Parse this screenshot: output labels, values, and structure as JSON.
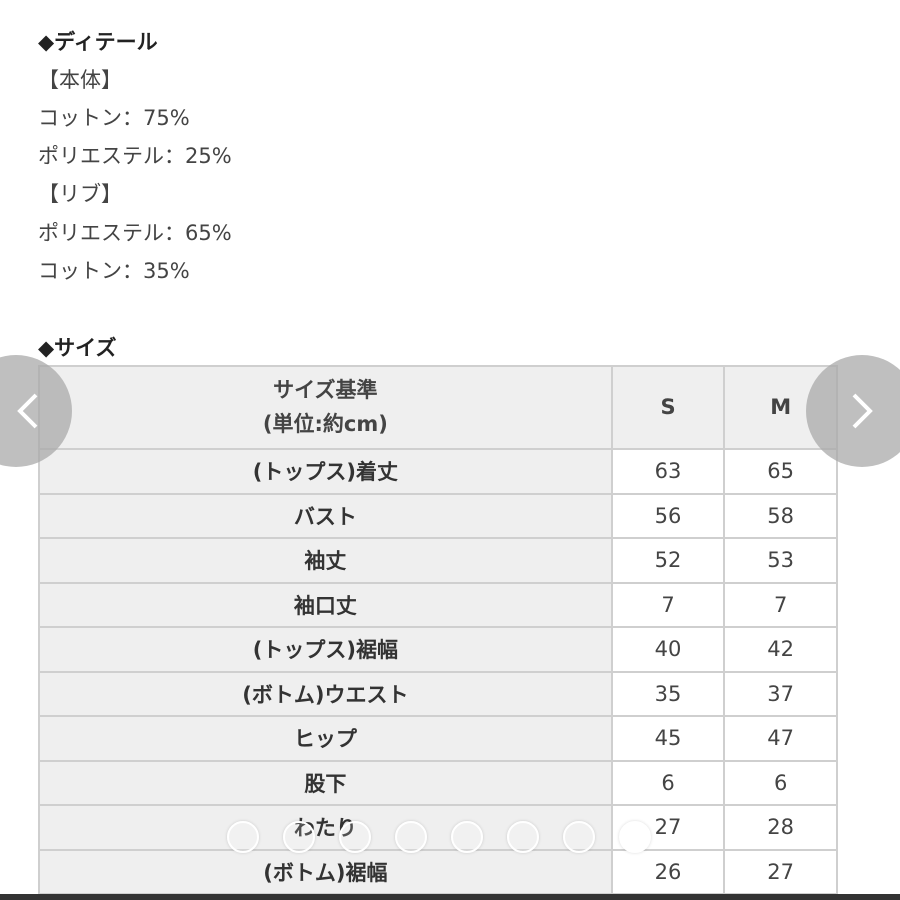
{
  "detail": {
    "heading": "◆ディテール",
    "lines": [
      "【本体】",
      "コットン：75%",
      "ポリエステル：25%",
      "【リブ】",
      "ポリエステル：65%",
      "コットン：35%"
    ]
  },
  "size": {
    "heading": "◆サイズ",
    "header": {
      "label_line1": "サイズ基準",
      "label_line2": "(単位:約cm)",
      "s": "S",
      "m": "M"
    },
    "rows": [
      {
        "label": "(トップス)着丈",
        "s": "63",
        "m": "65"
      },
      {
        "label": "バスト",
        "s": "56",
        "m": "58"
      },
      {
        "label": "袖丈",
        "s": "52",
        "m": "53"
      },
      {
        "label": "袖口丈",
        "s": "7",
        "m": "7"
      },
      {
        "label": "(トップス)裾幅",
        "s": "40",
        "m": "42"
      },
      {
        "label": "(ボトム)ウエスト",
        "s": "35",
        "m": "37"
      },
      {
        "label": "ヒップ",
        "s": "45",
        "m": "47"
      },
      {
        "label": "股下",
        "s": "6",
        "m": "6"
      },
      {
        "label": "わたり",
        "s": "27",
        "m": "28"
      },
      {
        "label": "(ボトム)裾幅",
        "s": "26",
        "m": "27"
      }
    ]
  },
  "carousel": {
    "total_pages": 8,
    "active_page": 8,
    "prev_icon": "chevron-left-icon",
    "next_icon": "chevron-right-icon"
  }
}
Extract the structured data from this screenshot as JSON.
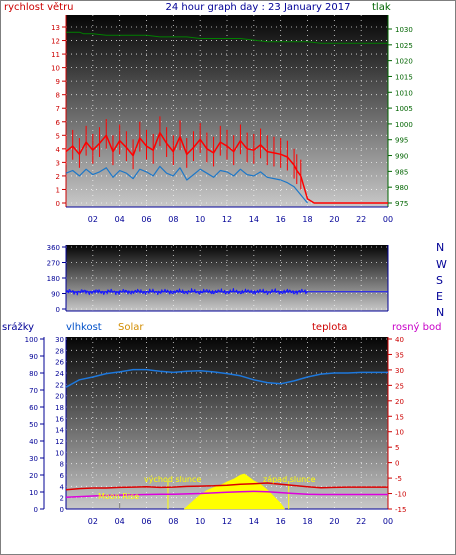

□ □ □ □ □ □ □

### THE EXERCISE
Write out all the entries exactly, except for the pictures.

### TASK OUTPUT
Parse this screenshot: output labels, values, and structure as JSON.
{
  "detail": {
    "heading": "◆ディテール",
    "lines": [
      "【本体】",
      "コットン：75%",
      "ポリエステル：25%",
      "【リブ】",
      "ポリエステル：65%",
      "コットン：35%"
    ]
  },
  "size": {
    "heading": "◆サイズ",
    "header": {
      "label_line1": "サイズ基準",
      "label_line2": "(単位:約cm)",
      "s": "S",
      "m": "M"
    },
    "rows": [
      {
        "label": "(トップス)着丈",
        "s": "63",
        "m": "65"
      },
      {
        "label": "バスト",
        "s": "56",
        "m": "58"
      },
      {
        "label": "袖丈",
        "s": "52",
        "m": "53"
      },
      {
        "label": "袖口丈",
        "s": "7",
        "m": "7"
      },
      {
        "label": "(トップス)裾幅",
        "s": "40",
        "m": "42"
      },
      {
        "label": "(ボトム)ウエスト",
        "s": "35",
        "m": "37"
      },
      {
        "label": "ヒップ",
        "s": "45",
        "m": "47"
      },
      {
        "label": "股下",
        "s": "6",
        "m": "6"
      },
      {
        "label": "わたり",
        "s": "27",
        "m": "28"
      },
      {
        "label": "(ボトム)裾幅",
        "s": "26",
        "m": "27"
      }
    ]
  },
  "carousel": {
    "total_pages": 8,
    "active_page": 8,
    "prev_icon": "chevron-left-icon",
    "next_icon": "chevron-right-icon"
  }
}
Extract the structured data from this screenshot as JSON.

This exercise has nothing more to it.